* TEXTE FOURNI *
--------------------------------------------------

« François Hollande a officiellement reconnu mercredi au nom de la République la « sanglante répression » des manifestations d’Algériens le 17 octobre 1961 à Paris, rompant avec un silence de 51 ans de l’Etat sur les événements.
« Le 17 octobre 1961, des Algériens qui manifestaient pour le droit à l’indépendance ont été tués lors d’une sanglante répression. La République reconnaît avec lucidité ces faits. Cinquante et un ans après cette tragédie, je rends hommage à la mémoire des victimes », a déclaré le Président de la République dans un court communiqué. » (AFP)
A cinq mois de la fin de la guerre d’Algérie, le 17 octobre 1961, Paris a été le lieu d’un des plus grands massacres de gens du peuple de l’histoire contemporaine de l’Europe occidentale. Ce jour-là, des dizaines de milliers d’Algériens manifestent pacifiquement contre le couvre-feu qui les vise depuis le 5 octobre et la répression organisée par le préfet de police de la Seine, Maurice Papon. La réponse policière sera terrible. Des dizaines d’Algériens, peut-être entre 150 et 200, sont exécutés. Certains corps sont retrouvés dans la Seine. Pendant plusieurs décennies, la mémoire de ce épisode majeur de la guerre d’Algérie sera occultée. (Le Monde, 17.10.11)
Le film de Yasmina Adi, Ici on noie les Algériens – 17 octobre 1961, dont nous avions parlé il y a un an [Papalagui, 14/10/11], sort lors de cette commémoration en DVD. Production Shellac.

--------------------------------------------------

* CONTENU PRÉSENTÉ *
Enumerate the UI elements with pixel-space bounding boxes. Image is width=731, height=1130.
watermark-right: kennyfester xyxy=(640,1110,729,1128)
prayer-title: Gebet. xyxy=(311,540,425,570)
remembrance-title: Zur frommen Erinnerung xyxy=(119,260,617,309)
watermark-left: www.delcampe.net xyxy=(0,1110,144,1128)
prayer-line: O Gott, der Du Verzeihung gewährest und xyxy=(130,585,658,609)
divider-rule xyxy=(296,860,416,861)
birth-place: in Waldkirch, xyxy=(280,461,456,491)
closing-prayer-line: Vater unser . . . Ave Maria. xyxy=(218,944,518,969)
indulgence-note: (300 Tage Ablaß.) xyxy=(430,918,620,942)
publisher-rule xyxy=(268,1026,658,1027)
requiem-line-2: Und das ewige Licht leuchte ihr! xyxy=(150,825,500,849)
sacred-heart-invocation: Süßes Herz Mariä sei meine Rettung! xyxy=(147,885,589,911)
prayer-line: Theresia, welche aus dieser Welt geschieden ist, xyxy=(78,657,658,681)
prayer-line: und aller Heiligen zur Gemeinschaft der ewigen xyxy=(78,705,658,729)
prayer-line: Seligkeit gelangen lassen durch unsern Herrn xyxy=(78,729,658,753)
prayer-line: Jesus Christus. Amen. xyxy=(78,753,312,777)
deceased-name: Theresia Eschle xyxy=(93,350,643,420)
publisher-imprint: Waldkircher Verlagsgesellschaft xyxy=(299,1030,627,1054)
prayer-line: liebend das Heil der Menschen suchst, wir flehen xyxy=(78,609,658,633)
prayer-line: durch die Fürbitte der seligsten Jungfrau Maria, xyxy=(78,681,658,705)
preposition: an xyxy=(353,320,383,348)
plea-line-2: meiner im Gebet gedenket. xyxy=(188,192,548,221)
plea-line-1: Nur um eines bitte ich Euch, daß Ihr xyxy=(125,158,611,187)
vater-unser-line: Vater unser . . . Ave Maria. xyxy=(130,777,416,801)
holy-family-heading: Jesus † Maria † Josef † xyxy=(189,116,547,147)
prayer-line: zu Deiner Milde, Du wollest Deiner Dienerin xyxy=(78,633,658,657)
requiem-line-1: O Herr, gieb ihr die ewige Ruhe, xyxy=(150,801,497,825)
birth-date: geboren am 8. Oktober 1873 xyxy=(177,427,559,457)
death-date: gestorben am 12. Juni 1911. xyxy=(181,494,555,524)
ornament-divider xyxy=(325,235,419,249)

--------------------------------------------------

* EXERCICES *
• 1. Répondez aux questions suivantes d'après le texte sur le 17 octobre 1961.
(a) Depuis quelle date le couvre-feu visait-il les Algériens ?
(b) Qui était le préfet de police de la Seine ?
(c) Sous quel format le film de Yasmina Adi sort-il lors de cette commémoration ?
• 2. Indiquez si chacun des énoncés suivants concorde avec le texte sur le 17 octobre 1961. Justifiez chaque réponse par une citation du texte.
(a) François Hollande a fait sa déclaration dans un long discours.
(b) Les Algériens manifestaient pacifiquement.
(c) Le silence de l'État sur ces événements avait duré 61 ans.

* CORRIGÉ *
• 1.
(a) Depuis le 5 octobre.
(b) Maurice Papon.
(c) En DVD.

• 2.
(a) Non : « a déclaré le Président de la République dans un court communiqué ».
(b) Oui : « des dizaines de milliers d’Algériens manifestent pacifiquement ».
(c) Non : « rompant avec un silence de 51 ans de l’Etat sur les événements ».